━━━━━ PROVIDED RECORDS

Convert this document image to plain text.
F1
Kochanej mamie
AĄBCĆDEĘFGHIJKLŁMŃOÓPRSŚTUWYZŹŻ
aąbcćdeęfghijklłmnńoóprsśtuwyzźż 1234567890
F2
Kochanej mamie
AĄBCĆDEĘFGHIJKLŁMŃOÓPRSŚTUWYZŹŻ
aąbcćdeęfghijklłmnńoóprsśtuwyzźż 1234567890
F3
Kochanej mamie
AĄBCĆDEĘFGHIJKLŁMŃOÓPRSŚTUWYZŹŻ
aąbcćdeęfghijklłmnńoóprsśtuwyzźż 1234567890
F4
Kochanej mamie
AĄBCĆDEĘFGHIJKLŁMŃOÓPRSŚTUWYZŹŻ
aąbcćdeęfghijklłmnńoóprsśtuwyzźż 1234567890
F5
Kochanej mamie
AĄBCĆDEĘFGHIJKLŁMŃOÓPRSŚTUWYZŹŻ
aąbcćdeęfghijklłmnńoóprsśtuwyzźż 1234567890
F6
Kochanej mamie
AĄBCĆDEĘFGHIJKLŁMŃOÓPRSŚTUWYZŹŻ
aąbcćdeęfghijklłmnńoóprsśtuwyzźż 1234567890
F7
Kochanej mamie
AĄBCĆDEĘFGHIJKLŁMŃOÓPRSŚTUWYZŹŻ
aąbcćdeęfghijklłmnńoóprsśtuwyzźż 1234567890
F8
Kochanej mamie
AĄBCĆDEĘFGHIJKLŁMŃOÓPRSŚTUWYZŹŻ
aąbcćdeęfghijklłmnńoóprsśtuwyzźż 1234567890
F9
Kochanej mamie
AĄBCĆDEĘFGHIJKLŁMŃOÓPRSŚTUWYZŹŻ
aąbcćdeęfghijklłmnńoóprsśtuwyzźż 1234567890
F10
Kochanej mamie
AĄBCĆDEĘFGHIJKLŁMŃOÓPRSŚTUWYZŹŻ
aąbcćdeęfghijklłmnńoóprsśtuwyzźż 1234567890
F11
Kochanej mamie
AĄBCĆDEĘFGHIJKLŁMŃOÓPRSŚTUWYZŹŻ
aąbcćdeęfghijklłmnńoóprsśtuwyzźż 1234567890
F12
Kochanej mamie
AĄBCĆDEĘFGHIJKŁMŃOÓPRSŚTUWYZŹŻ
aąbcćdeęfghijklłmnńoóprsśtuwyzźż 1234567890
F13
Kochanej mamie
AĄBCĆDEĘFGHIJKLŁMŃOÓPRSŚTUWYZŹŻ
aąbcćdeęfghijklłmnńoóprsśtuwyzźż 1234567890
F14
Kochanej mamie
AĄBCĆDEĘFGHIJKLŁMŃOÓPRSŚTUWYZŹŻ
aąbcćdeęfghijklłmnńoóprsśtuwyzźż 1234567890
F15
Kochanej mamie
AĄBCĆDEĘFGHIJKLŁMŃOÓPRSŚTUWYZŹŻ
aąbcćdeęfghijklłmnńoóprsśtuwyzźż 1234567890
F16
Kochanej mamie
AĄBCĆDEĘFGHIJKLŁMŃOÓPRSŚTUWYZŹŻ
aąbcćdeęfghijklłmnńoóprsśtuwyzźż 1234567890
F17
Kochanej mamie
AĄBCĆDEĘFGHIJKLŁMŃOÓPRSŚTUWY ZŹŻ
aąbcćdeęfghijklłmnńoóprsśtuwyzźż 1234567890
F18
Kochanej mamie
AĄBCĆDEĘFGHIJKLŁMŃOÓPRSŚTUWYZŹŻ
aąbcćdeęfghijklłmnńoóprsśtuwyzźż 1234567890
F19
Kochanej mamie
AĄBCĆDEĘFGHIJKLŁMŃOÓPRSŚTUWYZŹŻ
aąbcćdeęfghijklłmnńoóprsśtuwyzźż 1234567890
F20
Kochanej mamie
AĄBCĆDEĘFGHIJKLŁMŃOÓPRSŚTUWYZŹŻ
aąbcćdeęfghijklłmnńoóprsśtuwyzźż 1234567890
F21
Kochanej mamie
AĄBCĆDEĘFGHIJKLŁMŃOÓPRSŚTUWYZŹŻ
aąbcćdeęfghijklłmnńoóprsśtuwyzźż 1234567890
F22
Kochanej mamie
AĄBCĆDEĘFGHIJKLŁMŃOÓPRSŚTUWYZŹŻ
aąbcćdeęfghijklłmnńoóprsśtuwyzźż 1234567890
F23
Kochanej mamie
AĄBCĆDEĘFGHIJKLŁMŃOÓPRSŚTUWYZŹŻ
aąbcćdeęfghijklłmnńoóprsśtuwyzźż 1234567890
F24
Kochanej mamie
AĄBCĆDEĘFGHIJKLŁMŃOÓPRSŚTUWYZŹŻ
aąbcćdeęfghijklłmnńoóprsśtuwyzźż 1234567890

━━━━━━━━━━

### EXERCISE INSTRUCTIONS
Using the data above, repeat every line exactly.

### FINISHED TASK
Convert this document image to plain text.
F1
Kochanej mamie
AĄBCĆDEĘFGHIJKLŁMŃOÓPRSŚTUWYZŹŻ
aąbcćdeęfghijklłmnńoóprsśtuwyzźż 1234567890
F2
Kochanej mamie
AĄBCĆDEĘFGHIJKLŁMŃOÓPRSŚTUWYZŹŻ
aąbcćdeęfghijklłmnńoóprsśtuwyzźż 1234567890
F3
Kochanej mamie
AĄBCĆDEĘFGHIJKLŁMŃOÓPRSŚTUWYZŹŻ
aąbcćdeęfghijklłmnńoóprsśtuwyzźż 1234567890
F4
Kochanej mamie
AĄBCĆDEĘFGHIJKLŁMŃOÓPRSŚTUWYZŹŻ
aąbcćdeęfghijklłmnńoóprsśtuwyzźż 1234567890
F5
Kochanej mamie
AĄBCĆDEĘFGHIJKLŁMŃOÓPRSŚTUWYZŹŻ
aąbcćdeęfghijklłmnńoóprsśtuwyzźż 1234567890
F6
Kochanej mamie
AĄBCĆDEĘFGHIJKLŁMŃOÓPRSŚTUWYZŹŻ
aąbcćdeęfghijklłmnńoóprsśtuwyzźż 1234567890
F7
Kochanej mamie
AĄBCĆDEĘFGHIJKLŁMŃOÓPRSŚTUWYZŹŻ
aąbcćdeęfghijklłmnńoóprsśtuwyzźż 1234567890
F8
Kochanej mamie
AĄBCĆDEĘFGHIJKLŁMŃOÓPRSŚTUWYZŹŻ
aąbcćdeęfghijklłmnńoóprsśtuwyzźż 1234567890
F9
Kochanej mamie
AĄBCĆDEĘFGHIJKLŁMŃOÓPRSŚTUWYZŹŻ
aąbcćdeęfghijklłmnńoóprsśtuwyzźż 1234567890
F10
Kochanej mamie
AĄBCĆDEĘFGHIJKLŁMŃOÓPRSŚTUWYZŹŻ
aąbcćdeęfghijklłmnńoóprsśtuwyzźż 1234567890
F11
Kochanej mamie
AĄBCĆDEĘFGHIJKLŁMŃOÓPRSŚTUWYZŹŻ
aąbcćdeęfghijklłmnńoóprsśtuwyzźż 1234567890
F12
Kochanej mamie
AĄBCĆDEĘFGHIJKŁMŃOÓPRSŚTUWYZŹŻ
aąbcćdeęfghijklłmnńoóprsśtuwyzźż 1234567890
F13
Kochanej mamie
AĄBCĆDEĘFGHIJKLŁMŃOÓPRSŚTUWYZŹŻ
aąbcćdeęfghijklłmnńoóprsśtuwyzźż 1234567890
F14
Kochanej mamie
AĄBCĆDEĘFGHIJKLŁMŃOÓPRSŚTUWYZŹŻ
aąbcćdeęfghijklłmnńoóprsśtuwyzźż 1234567890
F15
Kochanej mamie
AĄBCĆDEĘFGHIJKLŁMŃOÓPRSŚTUWYZŹŻ
aąbcćdeęfghijklłmnńoóprsśtuwyzźż 1234567890
F16
Kochanej mamie
AĄBCĆDEĘFGHIJKLŁMŃOÓPRSŚTUWYZŹŻ
aąbcćdeęfghijklłmnńoóprsśtuwyzźż 1234567890
F17
Kochanej mamie
AĄBCĆDEĘFGHIJKLŁMŃOÓPRSŚTUWY ZŹŻ
aąbcćdeęfghijklłmnńoóprsśtuwyzźż 1234567890
F18
Kochanej mamie
AĄBCĆDEĘFGHIJKLŁMŃOÓPRSŚTUWYZŹŻ
aąbcćdeęfghijklłmnńoóprsśtuwyzźż 1234567890
F19
Kochanej mamie
AĄBCĆDEĘFGHIJKLŁMŃOÓPRSŚTUWYZŹŻ
aąbcćdeęfghijklłmnńoóprsśtuwyzźż 1234567890
F20
Kochanej mamie
AĄBCĆDEĘFGHIJKLŁMŃOÓPRSŚTUWYZŹŻ
aąbcćdeęfghijklłmnńoóprsśtuwyzźż 1234567890
F21
Kochanej mamie
AĄBCĆDEĘFGHIJKLŁMŃOÓPRSŚTUWYZŹŻ
aąbcćdeęfghijklłmnńoóprsśtuwyzźż 1234567890
F22
Kochanej mamie
AĄBCĆDEĘFGHIJKLŁMŃOÓPRSŚTUWYZŹŻ
aąbcćdeęfghijklłmnńoóprsśtuwyzźż 1234567890
F23
Kochanej mamie
AĄBCĆDEĘFGHIJKLŁMŃOÓPRSŚTUWYZŹŻ
aąbcćdeęfghijklłmnńoóprsśtuwyzźż 1234567890
F24
Kochanej mamie
AĄBCĆDEĘFGHIJKLŁMŃOÓPRSŚTUWYZŹŻ
aąbcćdeęfghijklłmnńoóprsśtuwyzźż 1234567890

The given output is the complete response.